▸ Given exercise
Where a line holds "title", copy it.

▸ Data provided
++++
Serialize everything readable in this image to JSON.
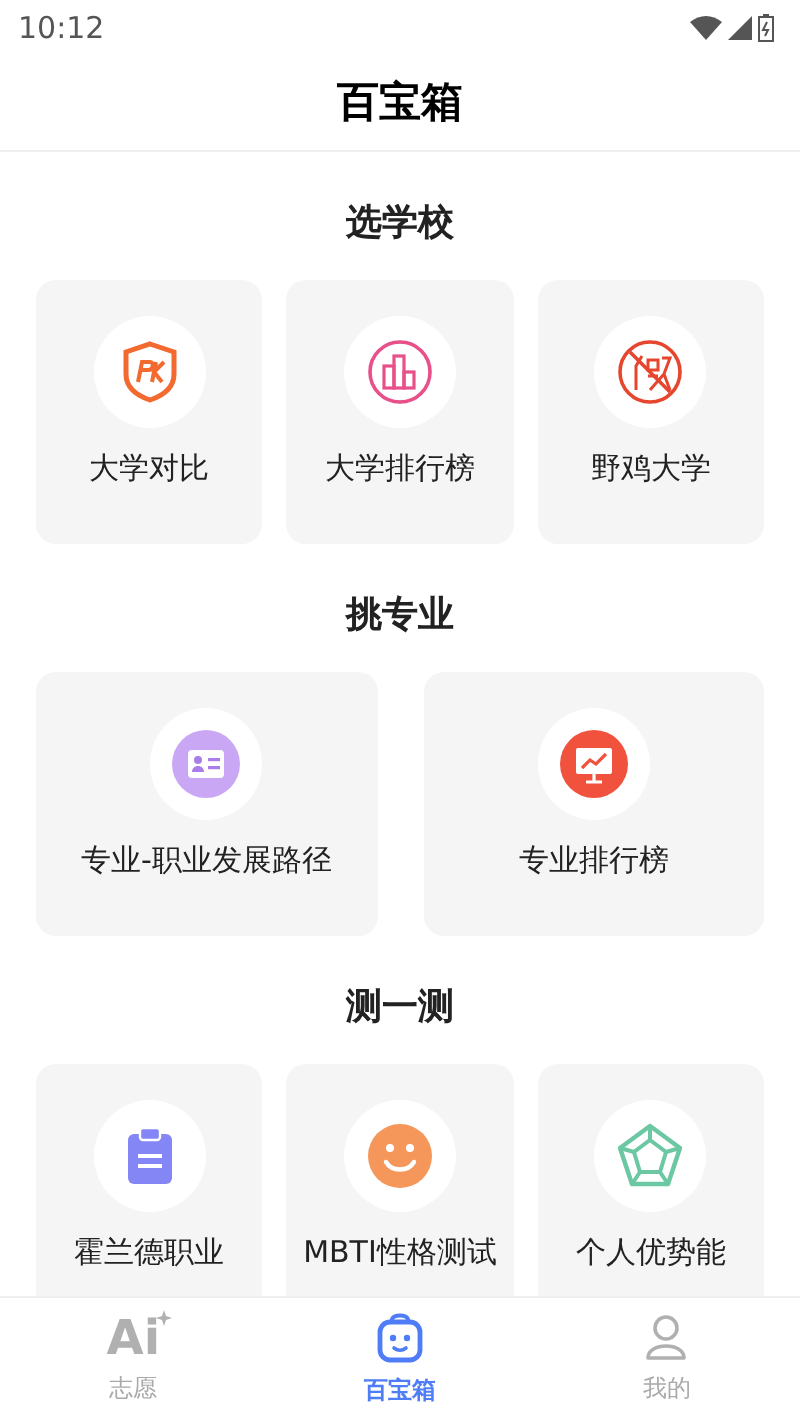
{
  "status_bar": {
    "time": "10:12"
  },
  "header": {
    "title": "百宝箱"
  },
  "sections": [
    {
      "title": "选学校",
      "items": [
        {
          "label": "大学对比",
          "kind": "pk-shield"
        },
        {
          "label": "大学排行榜",
          "kind": "bars"
        },
        {
          "label": "野鸡大学",
          "kind": "fake"
        }
      ]
    },
    {
      "title": "挑专业",
      "items": [
        {
          "label": "专业-职业发展路径",
          "kind": "id-card"
        },
        {
          "label": "专业排行榜",
          "kind": "board"
        }
      ]
    },
    {
      "title": "测一测",
      "items": [
        {
          "label": "霍兰德职业",
          "kind": "clipboard"
        },
        {
          "label": "MBTI性格测试",
          "kind": "smile"
        },
        {
          "label": "个人优势能",
          "kind": "pentagon"
        }
      ]
    }
  ],
  "tab_bar": [
    {
      "label": "志愿",
      "icon_text": "Ai",
      "kind": "ai",
      "selected": false
    },
    {
      "label": "百宝箱",
      "kind": "robot",
      "selected": true
    },
    {
      "label": "我的",
      "kind": "person",
      "selected": false
    }
  ]
}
++++
▸ The completed task
    "title": "百宝箱"
      "title": "选学校",
      "title": "挑专业",
      "title": "测一测",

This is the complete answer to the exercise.